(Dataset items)
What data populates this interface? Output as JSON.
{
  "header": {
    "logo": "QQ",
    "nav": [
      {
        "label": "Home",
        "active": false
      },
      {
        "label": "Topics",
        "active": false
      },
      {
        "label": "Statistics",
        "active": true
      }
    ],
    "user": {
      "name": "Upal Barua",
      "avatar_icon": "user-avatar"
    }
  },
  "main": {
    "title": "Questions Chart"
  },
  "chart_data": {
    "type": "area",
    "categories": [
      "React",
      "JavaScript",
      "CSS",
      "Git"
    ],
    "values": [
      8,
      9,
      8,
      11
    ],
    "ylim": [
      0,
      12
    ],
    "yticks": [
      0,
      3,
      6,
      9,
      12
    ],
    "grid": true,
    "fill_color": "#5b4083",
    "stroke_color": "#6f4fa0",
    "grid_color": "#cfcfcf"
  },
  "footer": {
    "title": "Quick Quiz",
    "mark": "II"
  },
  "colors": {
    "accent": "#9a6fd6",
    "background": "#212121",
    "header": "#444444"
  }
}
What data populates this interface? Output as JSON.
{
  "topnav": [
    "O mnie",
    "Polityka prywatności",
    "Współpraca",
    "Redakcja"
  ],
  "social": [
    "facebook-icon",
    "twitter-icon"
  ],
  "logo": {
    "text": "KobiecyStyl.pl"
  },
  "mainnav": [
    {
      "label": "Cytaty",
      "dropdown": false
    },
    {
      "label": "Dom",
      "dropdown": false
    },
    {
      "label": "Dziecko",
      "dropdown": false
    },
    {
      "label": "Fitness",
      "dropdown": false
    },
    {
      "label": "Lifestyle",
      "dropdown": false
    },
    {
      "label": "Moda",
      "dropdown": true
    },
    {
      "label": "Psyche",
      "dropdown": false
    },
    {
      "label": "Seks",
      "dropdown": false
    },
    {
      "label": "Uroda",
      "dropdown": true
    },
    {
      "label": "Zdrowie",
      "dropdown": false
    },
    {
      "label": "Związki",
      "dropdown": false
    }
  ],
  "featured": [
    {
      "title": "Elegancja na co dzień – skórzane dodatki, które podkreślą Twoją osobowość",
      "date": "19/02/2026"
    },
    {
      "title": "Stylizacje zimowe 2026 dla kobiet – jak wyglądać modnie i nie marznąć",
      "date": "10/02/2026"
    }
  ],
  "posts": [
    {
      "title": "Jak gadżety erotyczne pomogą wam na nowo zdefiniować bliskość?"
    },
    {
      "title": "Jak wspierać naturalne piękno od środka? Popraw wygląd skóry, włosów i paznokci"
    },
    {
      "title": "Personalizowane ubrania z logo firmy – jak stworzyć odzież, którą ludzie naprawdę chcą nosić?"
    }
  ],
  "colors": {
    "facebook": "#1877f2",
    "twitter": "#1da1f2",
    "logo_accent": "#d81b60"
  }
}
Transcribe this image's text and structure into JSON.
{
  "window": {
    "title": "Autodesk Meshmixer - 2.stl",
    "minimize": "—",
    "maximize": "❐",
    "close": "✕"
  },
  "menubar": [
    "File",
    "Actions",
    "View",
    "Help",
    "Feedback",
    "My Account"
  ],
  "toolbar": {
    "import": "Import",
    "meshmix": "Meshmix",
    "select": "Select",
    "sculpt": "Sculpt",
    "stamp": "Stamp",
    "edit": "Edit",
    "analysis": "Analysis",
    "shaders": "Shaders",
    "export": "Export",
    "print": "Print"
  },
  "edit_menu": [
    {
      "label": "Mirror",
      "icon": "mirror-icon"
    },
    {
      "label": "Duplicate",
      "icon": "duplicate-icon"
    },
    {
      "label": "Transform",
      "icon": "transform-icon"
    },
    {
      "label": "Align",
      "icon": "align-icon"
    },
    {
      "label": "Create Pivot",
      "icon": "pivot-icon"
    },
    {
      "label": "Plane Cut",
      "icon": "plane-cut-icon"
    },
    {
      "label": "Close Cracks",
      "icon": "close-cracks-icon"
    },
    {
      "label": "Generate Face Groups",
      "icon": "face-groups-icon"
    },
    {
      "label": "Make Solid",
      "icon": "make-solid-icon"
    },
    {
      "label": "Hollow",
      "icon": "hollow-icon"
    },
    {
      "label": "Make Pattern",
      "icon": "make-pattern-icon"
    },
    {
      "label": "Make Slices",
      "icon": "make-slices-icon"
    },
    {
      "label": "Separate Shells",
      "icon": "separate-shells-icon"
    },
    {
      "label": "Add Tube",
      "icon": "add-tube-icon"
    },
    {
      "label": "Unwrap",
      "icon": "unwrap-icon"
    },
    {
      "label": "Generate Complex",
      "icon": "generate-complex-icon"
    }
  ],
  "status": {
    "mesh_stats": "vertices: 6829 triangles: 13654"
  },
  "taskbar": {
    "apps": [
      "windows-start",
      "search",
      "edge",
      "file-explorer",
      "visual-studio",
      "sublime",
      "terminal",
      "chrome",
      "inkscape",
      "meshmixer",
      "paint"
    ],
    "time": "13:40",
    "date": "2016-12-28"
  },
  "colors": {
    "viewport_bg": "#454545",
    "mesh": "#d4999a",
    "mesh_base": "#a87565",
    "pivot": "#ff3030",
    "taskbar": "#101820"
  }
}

[Exercise description] Give the data again, exactly as it stands.

[Solution]
What data populates this interface? Output as JSON.
{
  "header": {
    "logo": "QQ",
    "nav": [
      {
        "label": "Home",
        "active": false
      },
      {
        "label": "Topics",
        "active": false
      },
      {
        "label": "Statistics",
        "active": true
      }
    ],
    "user": {
      "name": "Upal Barua",
      "avatar_icon": "user-avatar"
    }
  },
  "main": {
    "title": "Questions Chart"
  },
  "chart_data": {
    "type": "area",
    "categories": [
      "React",
      "JavaScript",
      "CSS",
      "Git"
    ],
    "values": [
      8,
      9,
      8,
      11
    ],
    "ylim": [
      0,
      12
    ],
    "yticks": [
      0,
      3,
      6,
      9,
      12
    ],
    "grid": true,
    "fill_color": "#5b4083",
    "stroke_color": "#6f4fa0",
    "grid_color": "#cfcfcf"
  },
  "footer": {
    "title": "Quick Quiz",
    "mark": "II"
  },
  "colors": {
    "accent": "#9a6fd6",
    "background": "#212121",
    "header": "#444444"
  }
}
What data populates this interface? Output as JSON.
{
  "topnav": [
    "O mnie",
    "Polityka prywatności",
    "Współpraca",
    "Redakcja"
  ],
  "social": [
    "facebook-icon",
    "twitter-icon"
  ],
  "logo": {
    "text": "KobiecyStyl.pl"
  },
  "mainnav": [
    {
      "label": "Cytaty",
      "dropdown": false
    },
    {
      "label": "Dom",
      "dropdown": false
    },
    {
      "label": "Dziecko",
      "dropdown": false
    },
    {
      "label": "Fitness",
      "dropdown": false
    },
    {
      "label": "Lifestyle",
      "dropdown": false
    },
    {
      "label": "Moda",
      "dropdown": true
    },
    {
      "label": "Psyche",
      "dropdown": false
    },
    {
      "label": "Seks",
      "dropdown": false
    },
    {
      "label": "Uroda",
      "dropdown": true
    },
    {
      "label": "Zdrowie",
      "dropdown": false
    },
    {
      "label": "Związki",
      "dropdown": false
    }
  ],
  "featured": [
    {
      "title": "Elegancja na co dzień – skórzane dodatki, które podkreślą Twoją osobowość",
      "date": "19/02/2026"
    },
    {
      "title": "Stylizacje zimowe 2026 dla kobiet – jak wyglądać modnie i nie marznąć",
      "date": "10/02/2026"
    }
  ],
  "posts": [
    {
      "title": "Jak gadżety erotyczne pomogą wam na nowo zdefiniować bliskość?"
    },
    {
      "title": "Jak wspierać naturalne piękno od środka? Popraw wygląd skóry, włosów i paznokci"
    },
    {
      "title": "Personalizowane ubrania z logo firmy – jak stworzyć odzież, którą ludzie naprawdę chcą nosić?"
    }
  ],
  "colors": {
    "facebook": "#1877f2",
    "twitter": "#1da1f2",
    "logo_accent": "#d81b60"
  }
}
Transcribe this image's text and structure into JSON.
{
  "window": {
    "title": "Autodesk Meshmixer - 2.stl",
    "minimize": "—",
    "maximize": "❐",
    "close": "✕"
  },
  "menubar": [
    "File",
    "Actions",
    "View",
    "Help",
    "Feedback",
    "My Account"
  ],
  "toolbar": {
    "import": "Import",
    "meshmix": "Meshmix",
    "select": "Select",
    "sculpt": "Sculpt",
    "stamp": "Stamp",
    "edit": "Edit",
    "analysis": "Analysis",
    "shaders": "Shaders",
    "export": "Export",
    "print": "Print"
  },
  "edit_menu": [
    {
      "label": "Mirror",
      "icon": "mirror-icon"
    },
    {
      "label": "Duplicate",
      "icon": "duplicate-icon"
    },
    {
      "label": "Transform",
      "icon": "transform-icon"
    },
    {
      "label": "Align",
      "icon": "align-icon"
    },
    {
      "label": "Create Pivot",
      "icon": "pivot-icon"
    },
    {
      "label": "Plane Cut",
      "icon": "plane-cut-icon"
    },
    {
      "label": "Close Cracks",
      "icon": "close-cracks-icon"
    },
    {
      "label": "Generate Face Groups",
      "icon": "face-groups-icon"
    },
    {
      "label": "Make Solid",
      "icon": "make-solid-icon"
    },
    {
      "label": "Hollow",
      "icon": "hollow-icon"
    },
    {
      "label": "Make Pattern",
      "icon": "make-pattern-icon"
    },
    {
      "label": "Make Slices",
      "icon": "make-slices-icon"
    },
    {
      "label": "Separate Shells",
      "icon": "separate-shells-icon"
    },
    {
      "label": "Add Tube",
      "icon": "add-tube-icon"
    },
    {
      "label": "Unwrap",
      "icon": "unwrap-icon"
    },
    {
      "label": "Generate Complex",
      "icon": "generate-complex-icon"
    }
  ],
  "status": {
    "mesh_stats": "vertices: 6829 triangles: 13654"
  },
  "taskbar": {
    "apps": [
      "windows-start",
      "search",
      "edge",
      "file-explorer",
      "visual-studio",
      "sublime",
      "terminal",
      "chrome",
      "inkscape",
      "meshmixer",
      "paint"
    ],
    "time": "13:40",
    "date": "2016-12-28"
  },
  "colors": {
    "viewport_bg": "#454545",
    "mesh": "#d4999a",
    "mesh_base": "#a87565",
    "pivot": "#ff3030",
    "taskbar": "#101820"
  }
}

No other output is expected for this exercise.